### [What you need to do]
Would it be possible to write out each entry below exactly, without the pictures?
Exercise materials start
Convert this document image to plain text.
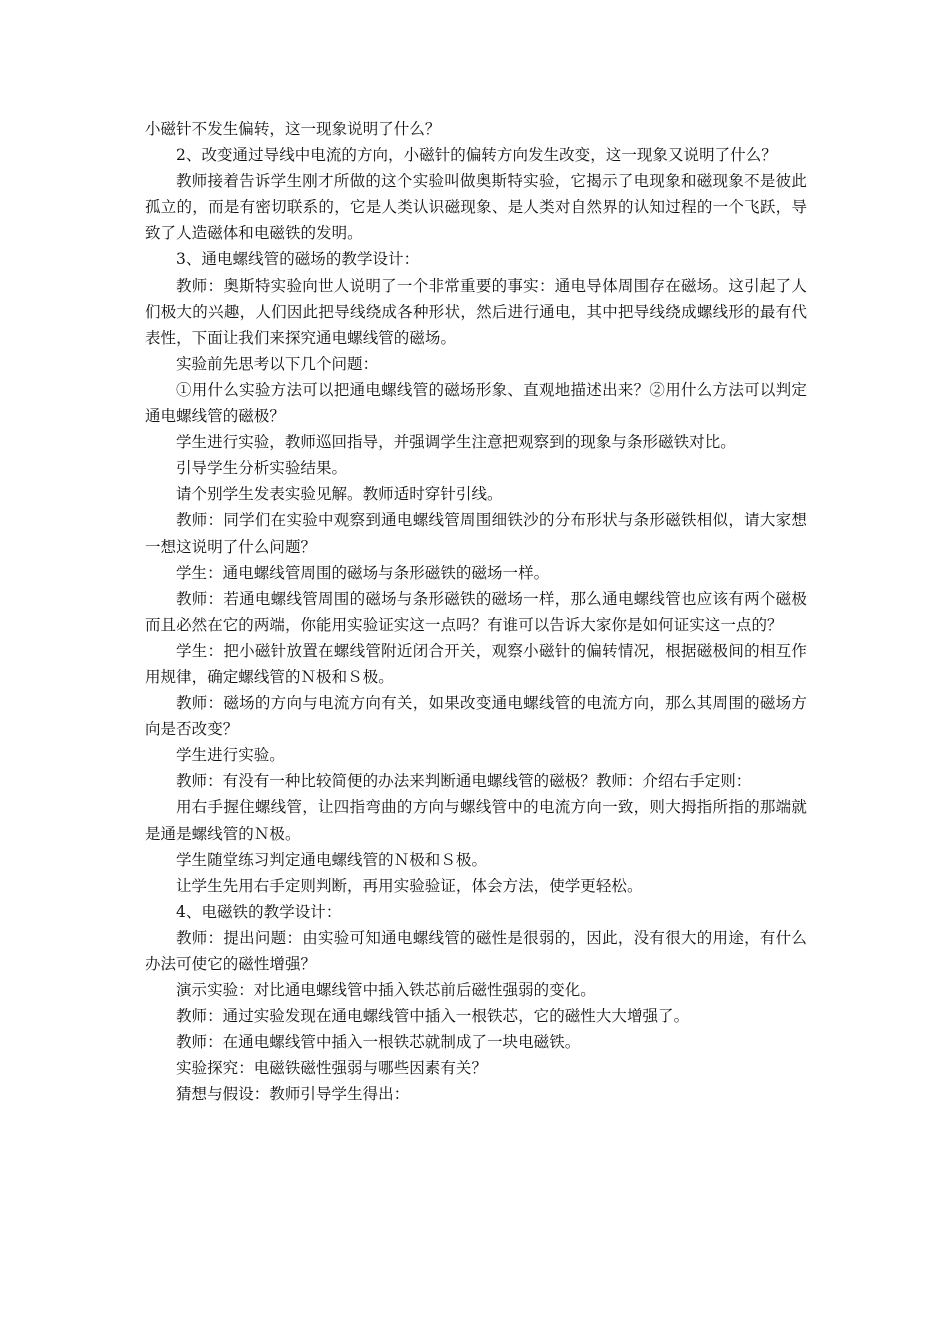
小磁针不发生偏转，这一现象说明了什么？

2、改变通过导线中电流的方向，小磁针的偏转方向发生改变，这一现象又说明了什么？

教师接着告诉学生刚才所做的这个实验叫做奥斯特实验，它揭示了电现象和磁现象不是彼此孤立的，而是有密切联系的，它是人类认识磁现象、是人类对自然界的认知过程的一个飞跃，导致了人造磁体和电磁铁的发明。

3、通电螺线管的磁场的教学设计：

教师：奥斯特实验向世人说明了一个非常重要的事实：通电导体周围存在磁场。这引起了人们极大的兴趣，人们因此把导线绕成各种形状，然后进行通电，其中把导线绕成螺线形的最有代表性，下面让我们来探究通电螺线管的磁场。

实验前先思考以下几个问题：

①用什么实验方法可以把通电螺线管的磁场形象、直观地描述出来？②用什么方法可以判定通电螺线管的磁极？

学生进行实验，教师巡回指导，并强调学生注意把观察到的现象与条形磁铁对比。

引导学生分析实验结果。

请个别学生发表实验见解。教师适时穿针引线。

教师：同学们在实验中观察到通电螺线管周围细铁沙的分布形状与条形磁铁相似，请大家想一想这说明了什么问题？

学生：通电螺线管周围的磁场与条形磁铁的磁场一样。

教师：若通电螺线管周围的磁场与条形磁铁的磁场一样，那么通电螺线管也应该有两个磁极而且必然在它的两端，你能用实验证实这一点吗？有谁可以告诉大家你是如何证实这一点的？

学生：把小磁针放置在螺线管附近闭合开关，观察小磁针的偏转情况，根据磁极间的相互作用规律，确定螺线管的Ｎ极和Ｓ极。

教师：磁场的方向与电流方向有关，如果改变通电螺线管的电流方向，那么其周围的磁场方向是否改变？

学生进行实验。

教师：有没有一种比较简便的办法来判断通电螺线管的磁极？教师：介绍右手定则：

用右手握住螺线管，让四指弯曲的方向与螺线管中的电流方向一致，则大拇指所指的那端就是通是螺线管的Ｎ极。

学生随堂练习判定通电螺线管的Ｎ极和Ｓ极。

让学生先用右手定则判断，再用实验验证，体会方法，使学更轻松。

4、电磁铁的教学设计：

教师：提出问题：由实验可知通电螺线管的磁性是很弱的，因此，没有很大的用途，有什么办法可使它的磁性增强？

演示实验：对比通电螺线管中插入铁芯前后磁性强弱的变化。

教师：通过实验发现在通电螺线管中插入一根铁芯，它的磁性大大增强了。

教师：在通电螺线管中插入一根铁芯就制成了一块电磁铁。

实验探究：电磁铁磁性强弱与哪些因素有关？

猜想与假设：教师引导学生得出：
Exercise materials end
### [Response to this exercise]
Convert this document image to plain text.
小磁针不发生偏转，这一现象说明了什么？

2、改变通过导线中电流的方向，小磁针的偏转方向发生改变，这一现象又说明了什么？

教师接着告诉学生刚才所做的这个实验叫做奥斯特实验，它揭示了电现象和磁现象不是彼此孤立的，而是有密切联系的，它是人类认识磁现象、是人类对自然界的认知过程的一个飞跃，导致了人造磁体和电磁铁的发明。

3、通电螺线管的磁场的教学设计：

教师：奥斯特实验向世人说明了一个非常重要的事实：通电导体周围存在磁场。这引起了人们极大的兴趣，人们因此把导线绕成各种形状，然后进行通电，其中把导线绕成螺线形的最有代表性，下面让我们来探究通电螺线管的磁场。

实验前先思考以下几个问题：

①用什么实验方法可以把通电螺线管的磁场形象、直观地描述出来？②用什么方法可以判定通电螺线管的磁极？

学生进行实验，教师巡回指导，并强调学生注意把观察到的现象与条形磁铁对比。

引导学生分析实验结果。

请个别学生发表实验见解。教师适时穿针引线。

教师：同学们在实验中观察到通电螺线管周围细铁沙的分布形状与条形磁铁相似，请大家想一想这说明了什么问题？

学生：通电螺线管周围的磁场与条形磁铁的磁场一样。

教师：若通电螺线管周围的磁场与条形磁铁的磁场一样，那么通电螺线管也应该有两个磁极而且必然在它的两端，你能用实验证实这一点吗？有谁可以告诉大家你是如何证实这一点的？

学生：把小磁针放置在螺线管附近闭合开关，观察小磁针的偏转情况，根据磁极间的相互作用规律，确定螺线管的Ｎ极和Ｓ极。

教师：磁场的方向与电流方向有关，如果改变通电螺线管的电流方向，那么其周围的磁场方向是否改变？

学生进行实验。

教师：有没有一种比较简便的办法来判断通电螺线管的磁极？教师：介绍右手定则：

用右手握住螺线管，让四指弯曲的方向与螺线管中的电流方向一致，则大拇指所指的那端就是通是螺线管的Ｎ极。

学生随堂练习判定通电螺线管的Ｎ极和Ｓ极。

让学生先用右手定则判断，再用实验验证，体会方法，使学更轻松。

4、电磁铁的教学设计：

教师：提出问题：由实验可知通电螺线管的磁性是很弱的，因此，没有很大的用途，有什么办法可使它的磁性增强？

演示实验：对比通电螺线管中插入铁芯前后磁性强弱的变化。

教师：通过实验发现在通电螺线管中插入一根铁芯，它的磁性大大增强了。

教师：在通电螺线管中插入一根铁芯就制成了一块电磁铁。

实验探究：电磁铁磁性强弱与哪些因素有关？

猜想与假设：教师引导学生得出：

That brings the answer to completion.